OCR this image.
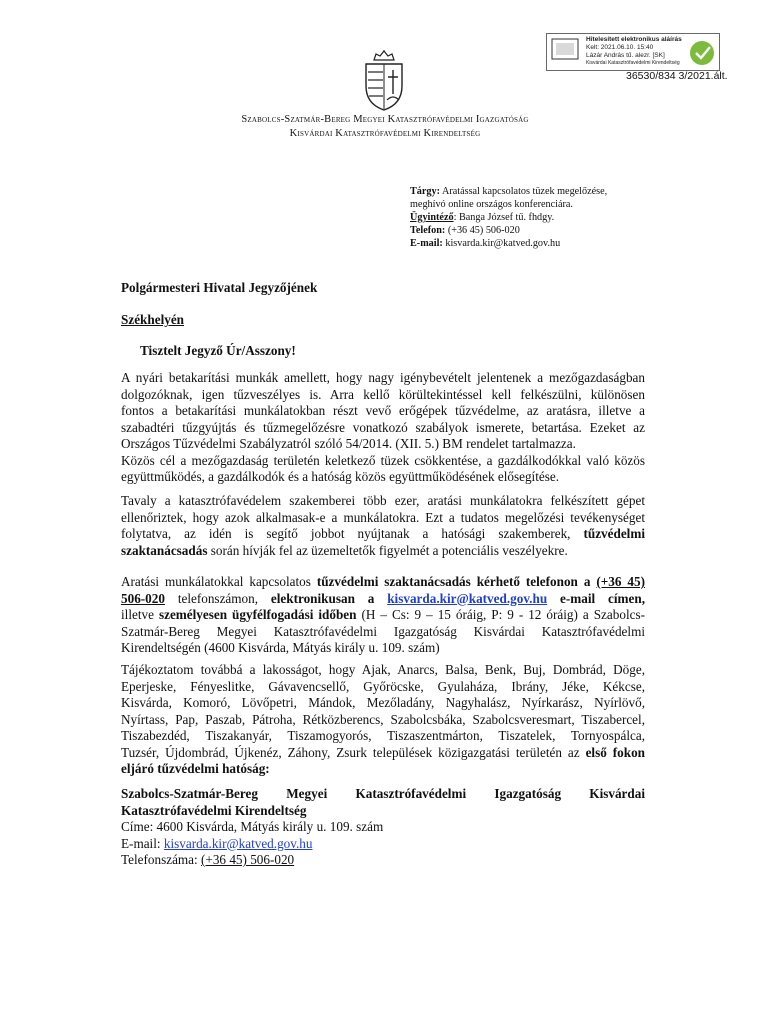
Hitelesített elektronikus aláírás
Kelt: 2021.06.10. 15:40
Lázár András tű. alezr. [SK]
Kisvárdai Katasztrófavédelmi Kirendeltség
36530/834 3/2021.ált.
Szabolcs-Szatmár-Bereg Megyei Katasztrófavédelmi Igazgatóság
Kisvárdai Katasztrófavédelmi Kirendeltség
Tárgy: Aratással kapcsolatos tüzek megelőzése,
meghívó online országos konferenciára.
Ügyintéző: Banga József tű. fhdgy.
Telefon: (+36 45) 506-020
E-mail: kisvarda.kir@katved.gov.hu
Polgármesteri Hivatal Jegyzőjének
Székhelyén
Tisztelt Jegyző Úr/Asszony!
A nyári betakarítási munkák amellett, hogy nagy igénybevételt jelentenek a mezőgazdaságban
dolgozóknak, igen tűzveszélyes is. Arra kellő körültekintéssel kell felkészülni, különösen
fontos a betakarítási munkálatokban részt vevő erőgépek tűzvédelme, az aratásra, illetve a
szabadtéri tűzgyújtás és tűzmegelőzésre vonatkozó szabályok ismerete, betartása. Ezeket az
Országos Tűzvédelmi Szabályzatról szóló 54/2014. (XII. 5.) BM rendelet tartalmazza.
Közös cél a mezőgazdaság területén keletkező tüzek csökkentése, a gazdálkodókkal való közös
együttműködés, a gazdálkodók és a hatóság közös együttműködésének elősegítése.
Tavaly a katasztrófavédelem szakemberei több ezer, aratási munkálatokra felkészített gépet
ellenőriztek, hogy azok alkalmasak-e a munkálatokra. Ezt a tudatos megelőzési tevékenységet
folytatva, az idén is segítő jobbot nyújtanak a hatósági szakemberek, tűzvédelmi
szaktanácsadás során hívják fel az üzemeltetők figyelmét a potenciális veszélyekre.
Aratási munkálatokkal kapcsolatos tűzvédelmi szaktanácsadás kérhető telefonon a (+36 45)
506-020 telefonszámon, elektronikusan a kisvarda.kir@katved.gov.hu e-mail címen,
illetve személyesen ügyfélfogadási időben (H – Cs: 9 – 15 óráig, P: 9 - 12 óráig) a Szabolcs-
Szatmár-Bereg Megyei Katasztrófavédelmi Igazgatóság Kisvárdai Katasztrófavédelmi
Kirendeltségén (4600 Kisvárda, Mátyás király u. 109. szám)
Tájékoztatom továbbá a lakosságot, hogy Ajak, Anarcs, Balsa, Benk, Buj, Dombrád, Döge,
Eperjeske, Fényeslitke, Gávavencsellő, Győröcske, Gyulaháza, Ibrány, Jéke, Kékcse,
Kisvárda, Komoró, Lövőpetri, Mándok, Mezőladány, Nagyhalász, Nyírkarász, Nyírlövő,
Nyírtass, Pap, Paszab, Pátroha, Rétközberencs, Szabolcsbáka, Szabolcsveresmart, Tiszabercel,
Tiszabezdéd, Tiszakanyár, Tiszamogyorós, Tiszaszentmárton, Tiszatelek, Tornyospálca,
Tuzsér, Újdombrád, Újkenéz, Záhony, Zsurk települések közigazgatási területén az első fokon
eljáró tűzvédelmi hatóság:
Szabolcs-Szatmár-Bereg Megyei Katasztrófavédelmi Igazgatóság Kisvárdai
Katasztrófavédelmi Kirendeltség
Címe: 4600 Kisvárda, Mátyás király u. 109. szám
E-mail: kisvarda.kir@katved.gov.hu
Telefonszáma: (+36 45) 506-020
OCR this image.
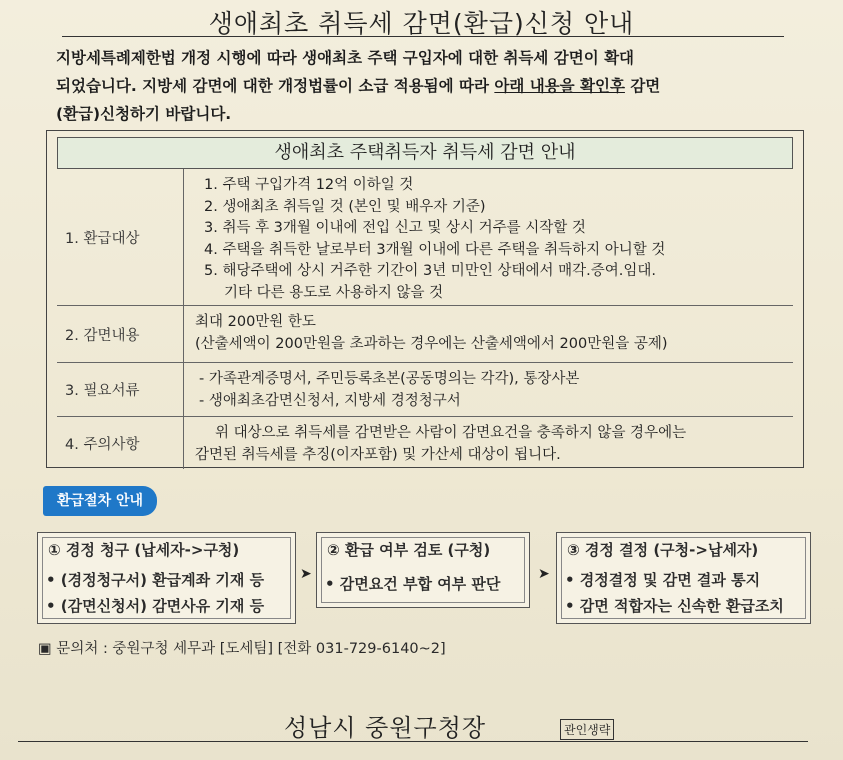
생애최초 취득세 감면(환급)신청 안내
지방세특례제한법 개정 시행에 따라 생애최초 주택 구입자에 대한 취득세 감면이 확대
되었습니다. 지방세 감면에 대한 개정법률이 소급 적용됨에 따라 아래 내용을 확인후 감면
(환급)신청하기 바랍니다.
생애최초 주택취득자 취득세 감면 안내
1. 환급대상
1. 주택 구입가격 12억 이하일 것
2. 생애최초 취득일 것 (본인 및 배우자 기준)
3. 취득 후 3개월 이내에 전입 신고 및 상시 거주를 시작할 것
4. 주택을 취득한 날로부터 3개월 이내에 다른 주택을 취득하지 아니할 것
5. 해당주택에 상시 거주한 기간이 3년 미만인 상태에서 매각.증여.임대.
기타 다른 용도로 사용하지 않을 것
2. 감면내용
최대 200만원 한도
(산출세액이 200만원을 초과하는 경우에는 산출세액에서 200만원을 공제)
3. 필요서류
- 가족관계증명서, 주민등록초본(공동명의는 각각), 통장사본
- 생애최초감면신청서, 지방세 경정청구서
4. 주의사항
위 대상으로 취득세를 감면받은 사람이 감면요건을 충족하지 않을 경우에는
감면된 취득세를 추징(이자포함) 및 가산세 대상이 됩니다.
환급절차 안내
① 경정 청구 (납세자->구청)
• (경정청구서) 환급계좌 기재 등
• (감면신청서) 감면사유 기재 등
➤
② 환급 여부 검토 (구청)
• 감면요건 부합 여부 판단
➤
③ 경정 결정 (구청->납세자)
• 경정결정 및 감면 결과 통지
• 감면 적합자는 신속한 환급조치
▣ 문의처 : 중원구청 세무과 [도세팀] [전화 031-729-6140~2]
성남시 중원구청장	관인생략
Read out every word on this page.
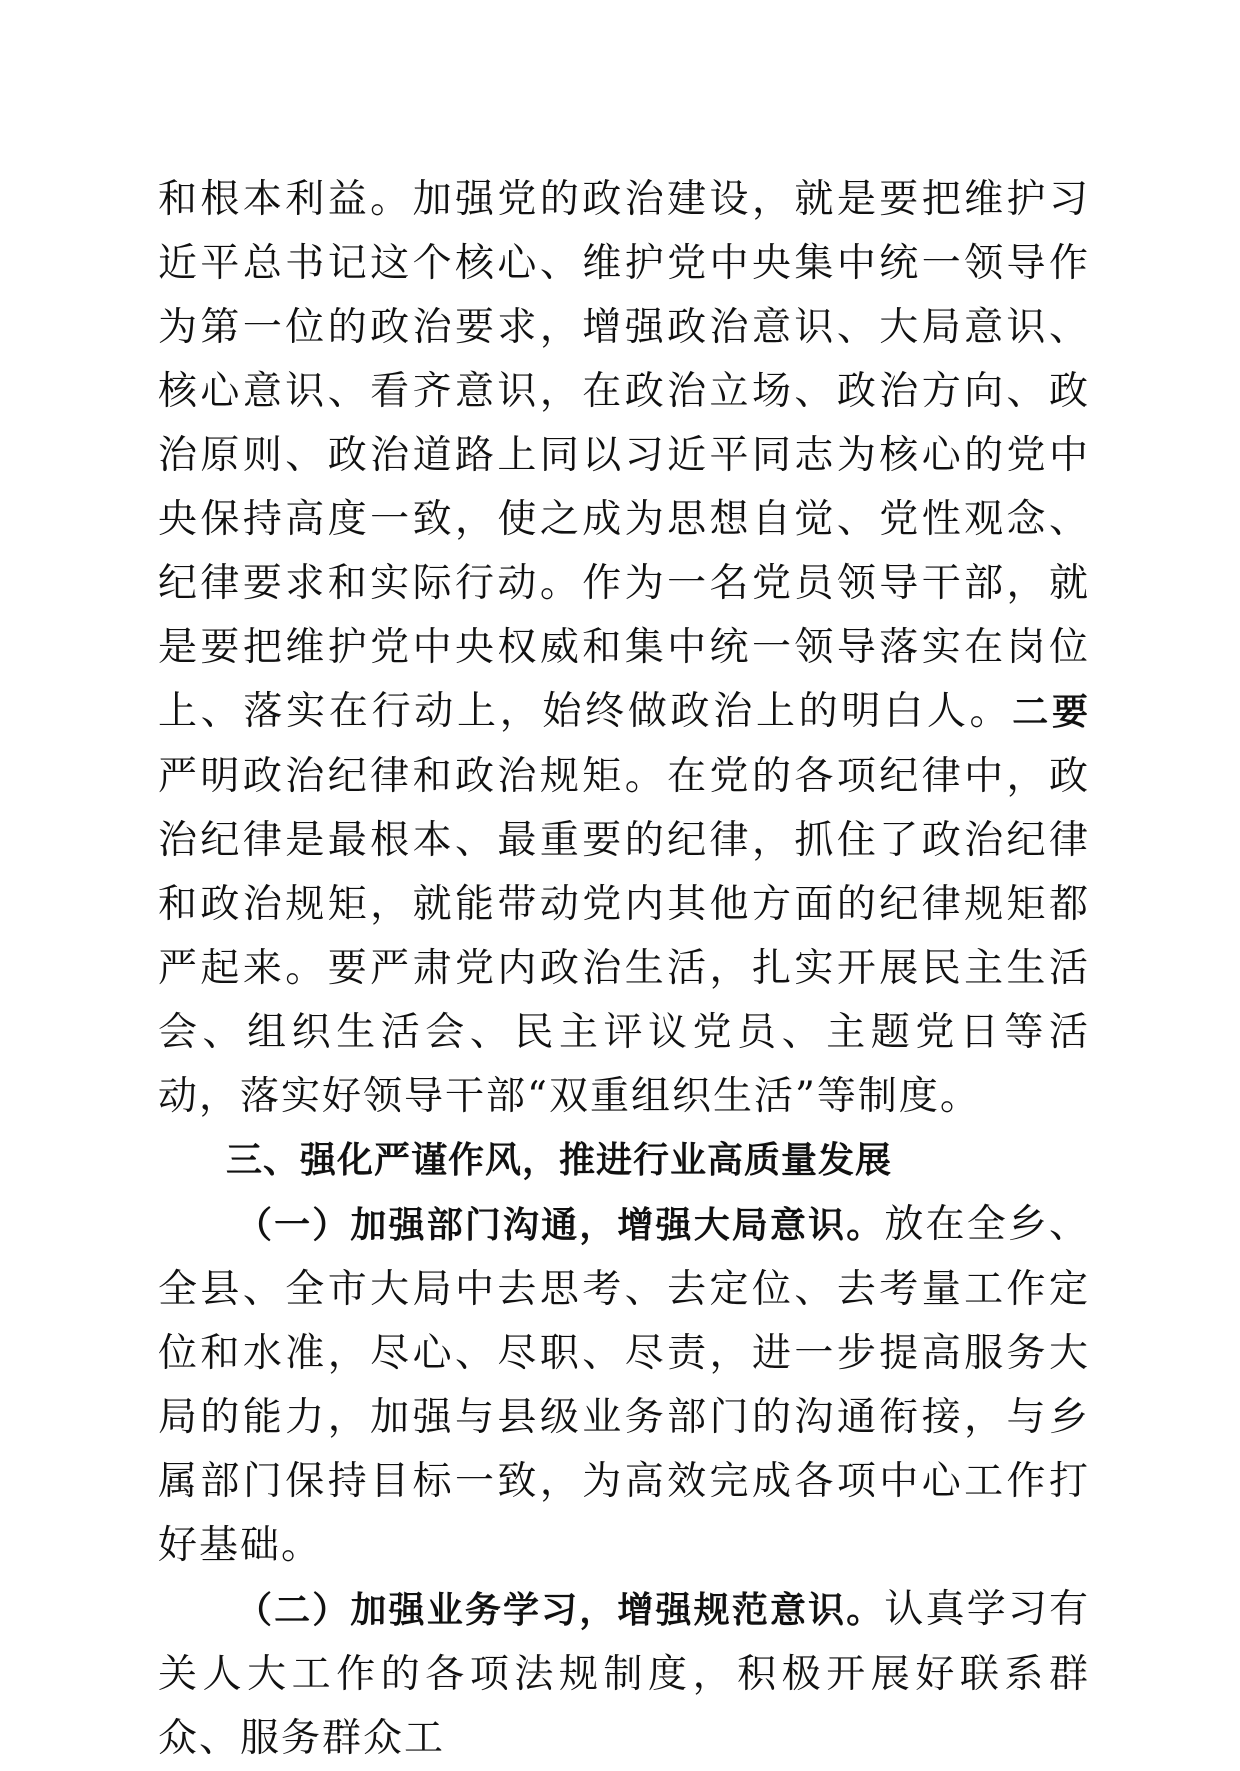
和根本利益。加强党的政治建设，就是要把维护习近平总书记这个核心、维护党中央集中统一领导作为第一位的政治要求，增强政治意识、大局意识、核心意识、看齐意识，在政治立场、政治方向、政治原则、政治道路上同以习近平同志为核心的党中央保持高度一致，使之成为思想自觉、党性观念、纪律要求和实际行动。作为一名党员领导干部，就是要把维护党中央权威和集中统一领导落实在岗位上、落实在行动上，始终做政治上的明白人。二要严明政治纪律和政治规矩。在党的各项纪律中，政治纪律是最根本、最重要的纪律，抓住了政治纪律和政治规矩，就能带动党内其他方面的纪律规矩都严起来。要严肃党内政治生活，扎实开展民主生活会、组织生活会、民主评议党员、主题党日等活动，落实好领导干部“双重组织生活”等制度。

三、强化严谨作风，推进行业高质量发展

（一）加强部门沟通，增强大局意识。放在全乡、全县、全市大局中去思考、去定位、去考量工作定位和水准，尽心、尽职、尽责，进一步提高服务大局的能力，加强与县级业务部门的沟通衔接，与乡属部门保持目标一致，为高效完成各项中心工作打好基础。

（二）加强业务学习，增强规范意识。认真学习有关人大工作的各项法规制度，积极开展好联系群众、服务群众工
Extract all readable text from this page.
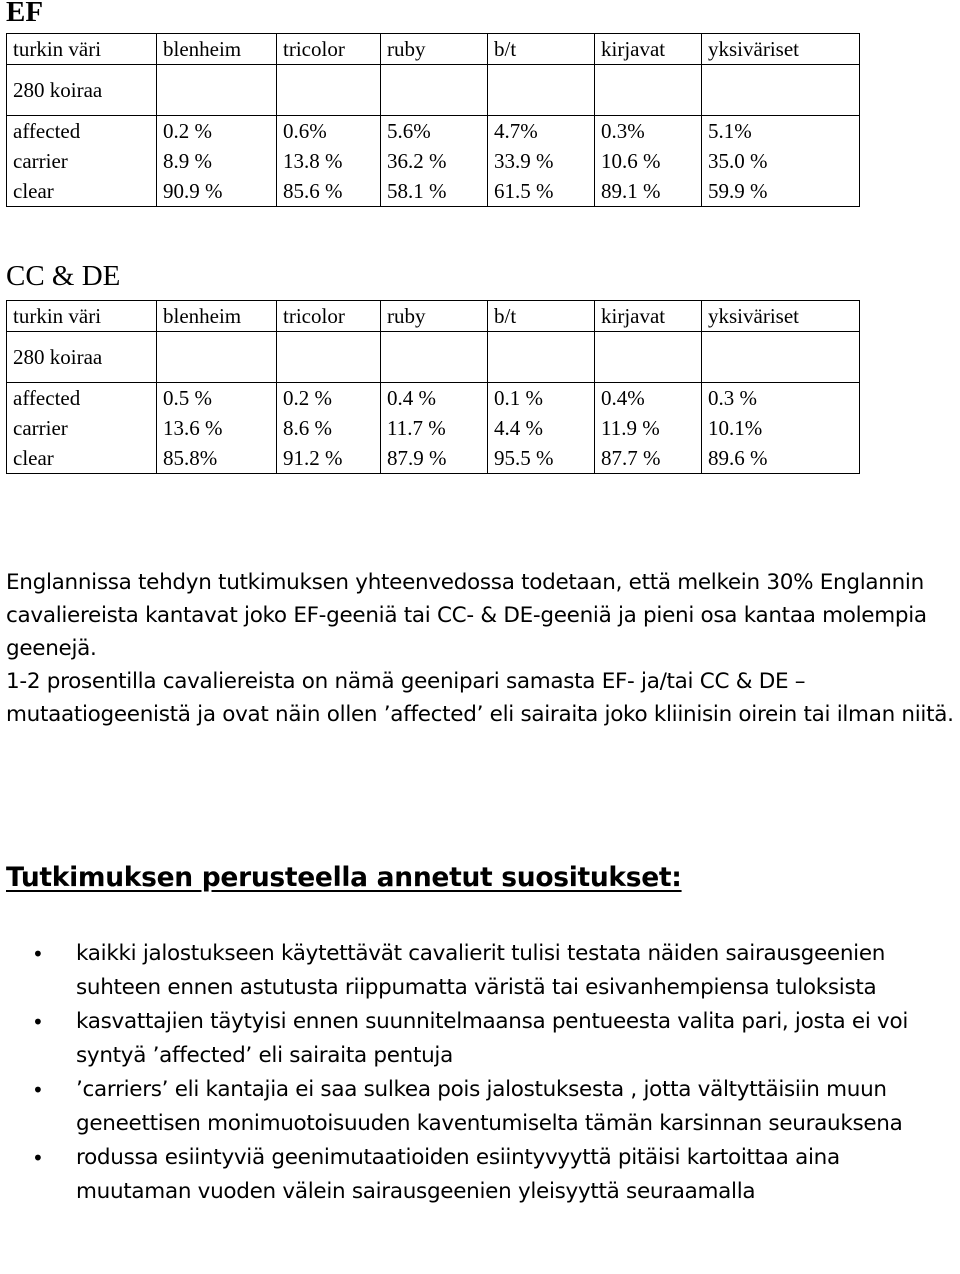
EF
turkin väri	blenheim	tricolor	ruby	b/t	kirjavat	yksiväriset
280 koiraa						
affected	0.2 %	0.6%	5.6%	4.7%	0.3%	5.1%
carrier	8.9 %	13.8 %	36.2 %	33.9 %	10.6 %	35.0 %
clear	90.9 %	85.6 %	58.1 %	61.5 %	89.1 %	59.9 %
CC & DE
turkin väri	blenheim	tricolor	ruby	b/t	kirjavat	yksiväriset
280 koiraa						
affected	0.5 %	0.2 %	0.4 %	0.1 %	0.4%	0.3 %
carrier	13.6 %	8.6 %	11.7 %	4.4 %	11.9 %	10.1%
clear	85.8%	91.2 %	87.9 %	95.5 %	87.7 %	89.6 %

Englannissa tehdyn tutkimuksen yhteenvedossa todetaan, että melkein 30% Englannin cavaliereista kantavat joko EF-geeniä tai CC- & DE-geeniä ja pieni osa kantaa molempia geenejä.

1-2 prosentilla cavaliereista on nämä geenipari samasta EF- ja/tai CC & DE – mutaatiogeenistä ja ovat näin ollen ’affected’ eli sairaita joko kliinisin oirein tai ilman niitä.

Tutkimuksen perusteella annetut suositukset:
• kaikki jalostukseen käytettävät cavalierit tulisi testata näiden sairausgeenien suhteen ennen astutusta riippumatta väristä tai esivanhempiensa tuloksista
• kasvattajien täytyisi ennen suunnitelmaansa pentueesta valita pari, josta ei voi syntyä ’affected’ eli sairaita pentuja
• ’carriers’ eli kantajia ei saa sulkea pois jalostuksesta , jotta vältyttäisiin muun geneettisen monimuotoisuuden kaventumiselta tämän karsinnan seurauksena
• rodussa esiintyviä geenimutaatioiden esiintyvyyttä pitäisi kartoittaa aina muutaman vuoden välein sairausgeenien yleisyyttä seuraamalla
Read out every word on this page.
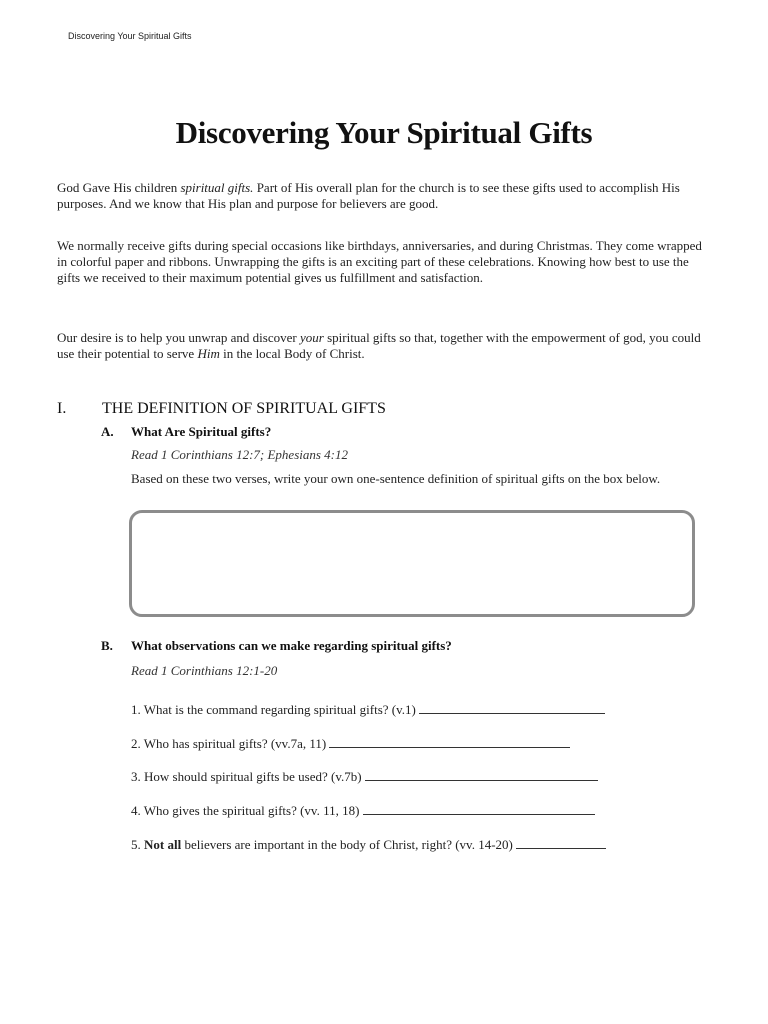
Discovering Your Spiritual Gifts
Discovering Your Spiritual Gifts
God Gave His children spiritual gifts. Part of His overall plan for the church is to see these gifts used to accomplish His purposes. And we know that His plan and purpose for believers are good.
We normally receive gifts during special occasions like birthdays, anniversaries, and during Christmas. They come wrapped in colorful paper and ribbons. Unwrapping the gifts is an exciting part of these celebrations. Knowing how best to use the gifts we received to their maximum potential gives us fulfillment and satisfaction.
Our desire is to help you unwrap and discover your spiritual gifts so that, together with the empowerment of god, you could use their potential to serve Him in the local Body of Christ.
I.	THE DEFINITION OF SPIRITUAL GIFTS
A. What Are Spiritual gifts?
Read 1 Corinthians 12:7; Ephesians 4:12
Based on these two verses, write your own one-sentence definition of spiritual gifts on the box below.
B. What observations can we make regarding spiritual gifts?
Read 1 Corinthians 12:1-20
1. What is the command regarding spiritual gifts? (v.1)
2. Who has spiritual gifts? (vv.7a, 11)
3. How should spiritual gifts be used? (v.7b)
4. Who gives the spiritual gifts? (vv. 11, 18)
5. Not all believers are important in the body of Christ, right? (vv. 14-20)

[WHAT IS REQUIRED] Search the data above for the word "Bereg", then gather each line in which it appears.

[TASK SOLUTION]
Szabolcs-Szatmár-Bereg Megyei Katasztrófavédelmi Igazgatóság
Szatmár-Bereg Megyei Katasztrófavédelmi Igazgatóság Kisvárdai Katasztrófavédelmi
Szabolcs-Szatmár-Bereg Megyei Katasztrófavédelmi Igazgatóság Kisvárdai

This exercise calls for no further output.